◆ WORK TO COMPLETE ◆
Find each line containing the string "Drap" and return it.

(Stored dataset items)
▬▬▬▬▬▬
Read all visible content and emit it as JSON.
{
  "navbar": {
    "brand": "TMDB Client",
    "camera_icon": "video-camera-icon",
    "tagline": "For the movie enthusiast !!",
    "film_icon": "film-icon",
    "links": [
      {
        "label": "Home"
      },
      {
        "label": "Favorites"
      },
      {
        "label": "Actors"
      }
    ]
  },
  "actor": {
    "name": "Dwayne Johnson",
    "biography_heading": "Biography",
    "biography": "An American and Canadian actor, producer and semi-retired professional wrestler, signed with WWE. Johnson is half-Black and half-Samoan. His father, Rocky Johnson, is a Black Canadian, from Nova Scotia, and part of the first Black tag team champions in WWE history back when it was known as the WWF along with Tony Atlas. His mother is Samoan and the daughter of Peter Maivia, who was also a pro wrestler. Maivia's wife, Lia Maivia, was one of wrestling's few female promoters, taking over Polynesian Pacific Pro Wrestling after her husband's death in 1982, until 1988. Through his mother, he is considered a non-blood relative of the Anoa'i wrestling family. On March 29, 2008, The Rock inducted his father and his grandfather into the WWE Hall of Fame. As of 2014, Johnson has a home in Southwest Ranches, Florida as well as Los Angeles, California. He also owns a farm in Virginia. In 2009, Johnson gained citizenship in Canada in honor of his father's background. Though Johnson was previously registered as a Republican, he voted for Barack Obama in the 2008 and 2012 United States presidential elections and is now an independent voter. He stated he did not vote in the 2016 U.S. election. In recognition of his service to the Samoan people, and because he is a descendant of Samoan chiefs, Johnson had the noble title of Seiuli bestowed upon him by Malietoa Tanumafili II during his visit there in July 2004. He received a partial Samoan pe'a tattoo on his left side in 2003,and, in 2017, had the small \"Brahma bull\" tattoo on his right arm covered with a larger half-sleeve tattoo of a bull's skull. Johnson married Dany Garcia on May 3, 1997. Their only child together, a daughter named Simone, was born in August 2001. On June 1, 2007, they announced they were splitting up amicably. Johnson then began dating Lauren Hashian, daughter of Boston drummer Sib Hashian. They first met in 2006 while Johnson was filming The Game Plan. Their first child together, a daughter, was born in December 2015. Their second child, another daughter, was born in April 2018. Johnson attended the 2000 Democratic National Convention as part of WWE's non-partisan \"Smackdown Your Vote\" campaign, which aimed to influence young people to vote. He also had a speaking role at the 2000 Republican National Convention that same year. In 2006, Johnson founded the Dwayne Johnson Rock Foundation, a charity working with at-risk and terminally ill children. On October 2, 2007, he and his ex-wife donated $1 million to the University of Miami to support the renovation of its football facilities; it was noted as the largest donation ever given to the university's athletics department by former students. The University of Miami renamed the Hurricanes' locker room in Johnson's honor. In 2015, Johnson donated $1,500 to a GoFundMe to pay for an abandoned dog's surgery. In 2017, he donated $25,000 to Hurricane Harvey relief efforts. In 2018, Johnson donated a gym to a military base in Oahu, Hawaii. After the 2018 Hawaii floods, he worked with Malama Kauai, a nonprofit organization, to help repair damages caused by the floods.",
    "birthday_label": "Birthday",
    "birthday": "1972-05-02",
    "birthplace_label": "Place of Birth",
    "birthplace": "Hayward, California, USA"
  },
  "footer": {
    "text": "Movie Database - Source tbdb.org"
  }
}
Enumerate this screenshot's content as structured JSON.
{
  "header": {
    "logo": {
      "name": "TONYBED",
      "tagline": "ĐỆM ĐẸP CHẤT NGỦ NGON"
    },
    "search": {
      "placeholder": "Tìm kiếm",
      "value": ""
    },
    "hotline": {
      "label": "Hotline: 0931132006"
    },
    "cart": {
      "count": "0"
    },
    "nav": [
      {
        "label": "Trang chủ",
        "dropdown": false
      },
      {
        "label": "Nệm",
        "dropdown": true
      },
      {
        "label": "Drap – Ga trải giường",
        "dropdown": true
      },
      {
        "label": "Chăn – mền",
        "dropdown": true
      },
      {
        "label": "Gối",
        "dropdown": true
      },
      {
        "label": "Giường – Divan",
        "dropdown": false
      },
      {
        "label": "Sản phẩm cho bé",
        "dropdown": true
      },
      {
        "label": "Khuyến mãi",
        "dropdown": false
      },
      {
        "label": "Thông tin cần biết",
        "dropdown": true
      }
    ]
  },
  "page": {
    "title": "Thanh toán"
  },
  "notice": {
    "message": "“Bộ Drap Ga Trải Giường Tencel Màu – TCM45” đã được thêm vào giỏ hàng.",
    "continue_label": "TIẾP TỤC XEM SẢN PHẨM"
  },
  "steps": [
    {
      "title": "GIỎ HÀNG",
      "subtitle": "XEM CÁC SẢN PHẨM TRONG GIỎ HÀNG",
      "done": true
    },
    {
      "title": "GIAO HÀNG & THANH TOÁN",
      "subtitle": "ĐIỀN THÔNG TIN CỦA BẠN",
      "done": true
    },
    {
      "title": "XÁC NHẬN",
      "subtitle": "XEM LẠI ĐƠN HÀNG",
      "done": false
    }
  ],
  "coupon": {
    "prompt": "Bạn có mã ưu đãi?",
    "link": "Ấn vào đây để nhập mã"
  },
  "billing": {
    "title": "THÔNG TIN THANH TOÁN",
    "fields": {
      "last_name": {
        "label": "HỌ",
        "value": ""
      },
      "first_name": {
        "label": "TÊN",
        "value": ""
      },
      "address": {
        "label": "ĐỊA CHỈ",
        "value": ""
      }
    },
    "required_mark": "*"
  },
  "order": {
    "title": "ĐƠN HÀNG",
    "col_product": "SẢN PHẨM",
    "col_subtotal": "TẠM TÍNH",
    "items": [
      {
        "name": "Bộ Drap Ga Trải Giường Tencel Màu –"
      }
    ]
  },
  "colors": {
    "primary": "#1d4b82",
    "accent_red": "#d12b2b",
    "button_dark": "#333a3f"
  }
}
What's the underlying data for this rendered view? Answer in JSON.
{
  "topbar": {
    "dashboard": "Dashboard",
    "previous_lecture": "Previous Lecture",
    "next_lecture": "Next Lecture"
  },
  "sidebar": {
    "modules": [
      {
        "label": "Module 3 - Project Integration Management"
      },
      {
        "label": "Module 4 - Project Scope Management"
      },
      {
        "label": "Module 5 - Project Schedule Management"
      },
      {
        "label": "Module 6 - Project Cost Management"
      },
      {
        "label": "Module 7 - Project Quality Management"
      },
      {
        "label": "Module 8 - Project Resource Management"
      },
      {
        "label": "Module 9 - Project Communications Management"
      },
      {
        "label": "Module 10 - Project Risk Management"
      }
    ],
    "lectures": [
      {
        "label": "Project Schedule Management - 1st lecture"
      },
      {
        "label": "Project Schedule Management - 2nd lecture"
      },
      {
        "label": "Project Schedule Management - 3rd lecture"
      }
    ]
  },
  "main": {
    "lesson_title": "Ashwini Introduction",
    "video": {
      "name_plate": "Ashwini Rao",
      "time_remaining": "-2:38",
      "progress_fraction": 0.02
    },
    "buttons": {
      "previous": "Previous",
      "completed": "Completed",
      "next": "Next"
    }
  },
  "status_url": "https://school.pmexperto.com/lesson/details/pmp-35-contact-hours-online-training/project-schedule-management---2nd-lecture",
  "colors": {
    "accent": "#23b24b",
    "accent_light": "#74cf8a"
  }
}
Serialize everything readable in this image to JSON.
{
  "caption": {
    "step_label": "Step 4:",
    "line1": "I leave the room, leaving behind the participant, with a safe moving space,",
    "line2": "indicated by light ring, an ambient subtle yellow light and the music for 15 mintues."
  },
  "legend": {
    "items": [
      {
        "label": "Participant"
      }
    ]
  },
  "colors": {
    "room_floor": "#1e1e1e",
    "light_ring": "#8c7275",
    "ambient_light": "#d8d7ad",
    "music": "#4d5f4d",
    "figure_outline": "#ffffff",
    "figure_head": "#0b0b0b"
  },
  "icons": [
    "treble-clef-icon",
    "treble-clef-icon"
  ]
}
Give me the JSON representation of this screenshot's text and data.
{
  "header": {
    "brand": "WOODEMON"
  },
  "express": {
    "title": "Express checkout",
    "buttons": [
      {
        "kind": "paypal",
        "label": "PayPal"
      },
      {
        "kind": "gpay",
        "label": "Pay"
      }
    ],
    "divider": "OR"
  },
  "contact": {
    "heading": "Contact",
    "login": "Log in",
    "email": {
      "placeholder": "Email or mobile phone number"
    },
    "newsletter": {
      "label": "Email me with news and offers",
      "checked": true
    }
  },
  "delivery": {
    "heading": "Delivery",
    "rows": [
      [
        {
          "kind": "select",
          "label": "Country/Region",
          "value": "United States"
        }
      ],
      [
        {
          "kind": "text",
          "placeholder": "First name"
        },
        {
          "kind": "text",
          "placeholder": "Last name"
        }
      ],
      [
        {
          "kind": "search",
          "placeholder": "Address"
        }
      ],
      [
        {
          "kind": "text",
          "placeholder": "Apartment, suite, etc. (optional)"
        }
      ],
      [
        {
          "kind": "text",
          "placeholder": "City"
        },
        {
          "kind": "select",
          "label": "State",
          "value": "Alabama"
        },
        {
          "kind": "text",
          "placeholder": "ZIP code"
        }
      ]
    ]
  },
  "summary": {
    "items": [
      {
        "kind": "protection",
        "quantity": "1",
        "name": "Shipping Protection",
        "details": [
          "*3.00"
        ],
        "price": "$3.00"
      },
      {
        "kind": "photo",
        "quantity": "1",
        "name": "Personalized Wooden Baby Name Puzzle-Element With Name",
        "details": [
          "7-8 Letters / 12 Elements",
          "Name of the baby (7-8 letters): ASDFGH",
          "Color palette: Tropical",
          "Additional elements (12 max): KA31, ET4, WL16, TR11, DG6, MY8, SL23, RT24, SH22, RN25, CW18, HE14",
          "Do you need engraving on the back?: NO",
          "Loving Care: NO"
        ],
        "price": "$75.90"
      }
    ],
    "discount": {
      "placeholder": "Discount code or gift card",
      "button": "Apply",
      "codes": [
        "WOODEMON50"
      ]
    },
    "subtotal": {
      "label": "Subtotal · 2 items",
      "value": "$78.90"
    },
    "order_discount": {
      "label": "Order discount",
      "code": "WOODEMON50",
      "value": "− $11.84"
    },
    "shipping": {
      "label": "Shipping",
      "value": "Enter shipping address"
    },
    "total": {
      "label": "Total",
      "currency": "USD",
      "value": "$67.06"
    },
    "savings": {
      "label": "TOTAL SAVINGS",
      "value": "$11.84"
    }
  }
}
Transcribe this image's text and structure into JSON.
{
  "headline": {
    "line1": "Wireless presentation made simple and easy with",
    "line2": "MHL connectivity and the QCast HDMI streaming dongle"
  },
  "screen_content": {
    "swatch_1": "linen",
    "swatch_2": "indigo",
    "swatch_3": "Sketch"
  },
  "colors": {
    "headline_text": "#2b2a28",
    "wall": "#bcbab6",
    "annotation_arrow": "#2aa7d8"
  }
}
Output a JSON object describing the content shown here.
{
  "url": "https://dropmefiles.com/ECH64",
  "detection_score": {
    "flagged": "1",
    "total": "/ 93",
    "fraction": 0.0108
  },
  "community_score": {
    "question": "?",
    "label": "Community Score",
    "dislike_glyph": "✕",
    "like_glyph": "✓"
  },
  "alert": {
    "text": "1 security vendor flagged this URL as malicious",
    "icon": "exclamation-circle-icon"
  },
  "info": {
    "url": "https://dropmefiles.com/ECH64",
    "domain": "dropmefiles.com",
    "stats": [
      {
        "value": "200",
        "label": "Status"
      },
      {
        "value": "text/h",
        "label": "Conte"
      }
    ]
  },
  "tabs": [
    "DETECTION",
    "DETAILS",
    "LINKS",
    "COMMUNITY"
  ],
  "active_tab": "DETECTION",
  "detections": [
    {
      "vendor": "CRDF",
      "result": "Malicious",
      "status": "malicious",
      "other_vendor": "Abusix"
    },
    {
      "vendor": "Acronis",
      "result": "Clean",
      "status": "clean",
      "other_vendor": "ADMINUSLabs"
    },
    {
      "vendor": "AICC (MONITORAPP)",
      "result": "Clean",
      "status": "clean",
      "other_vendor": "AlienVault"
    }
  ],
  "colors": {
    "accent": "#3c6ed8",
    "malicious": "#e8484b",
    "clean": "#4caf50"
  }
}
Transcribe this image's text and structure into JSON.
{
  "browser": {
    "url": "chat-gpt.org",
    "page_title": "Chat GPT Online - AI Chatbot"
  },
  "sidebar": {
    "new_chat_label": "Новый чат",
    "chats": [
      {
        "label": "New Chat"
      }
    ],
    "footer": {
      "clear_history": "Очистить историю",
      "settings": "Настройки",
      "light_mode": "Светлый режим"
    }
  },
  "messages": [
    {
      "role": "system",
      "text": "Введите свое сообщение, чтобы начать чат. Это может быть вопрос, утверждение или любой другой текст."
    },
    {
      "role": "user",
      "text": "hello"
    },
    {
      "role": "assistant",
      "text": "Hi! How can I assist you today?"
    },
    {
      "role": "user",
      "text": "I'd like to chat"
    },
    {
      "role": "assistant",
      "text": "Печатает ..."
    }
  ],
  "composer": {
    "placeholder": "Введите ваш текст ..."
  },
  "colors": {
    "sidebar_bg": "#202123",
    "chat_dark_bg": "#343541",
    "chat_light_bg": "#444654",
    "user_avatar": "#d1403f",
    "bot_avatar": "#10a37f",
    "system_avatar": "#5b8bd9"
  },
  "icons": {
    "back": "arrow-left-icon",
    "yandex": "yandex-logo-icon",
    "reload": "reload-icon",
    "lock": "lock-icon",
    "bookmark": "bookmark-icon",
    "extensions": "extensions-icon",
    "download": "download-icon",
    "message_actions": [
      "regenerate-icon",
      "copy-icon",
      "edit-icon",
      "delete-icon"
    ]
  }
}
▬▬▬▬▬▬
◆ FINISHED ANSWER ◆
        "label": "Drap – Ga trải giường",
    "message": "“Bộ Drap Ga Trải Giường Tencel Màu – TCM45” đã được thêm vào giỏ hàng.",
        "name": "Bộ Drap Ga Trải Giường Tencel Màu –"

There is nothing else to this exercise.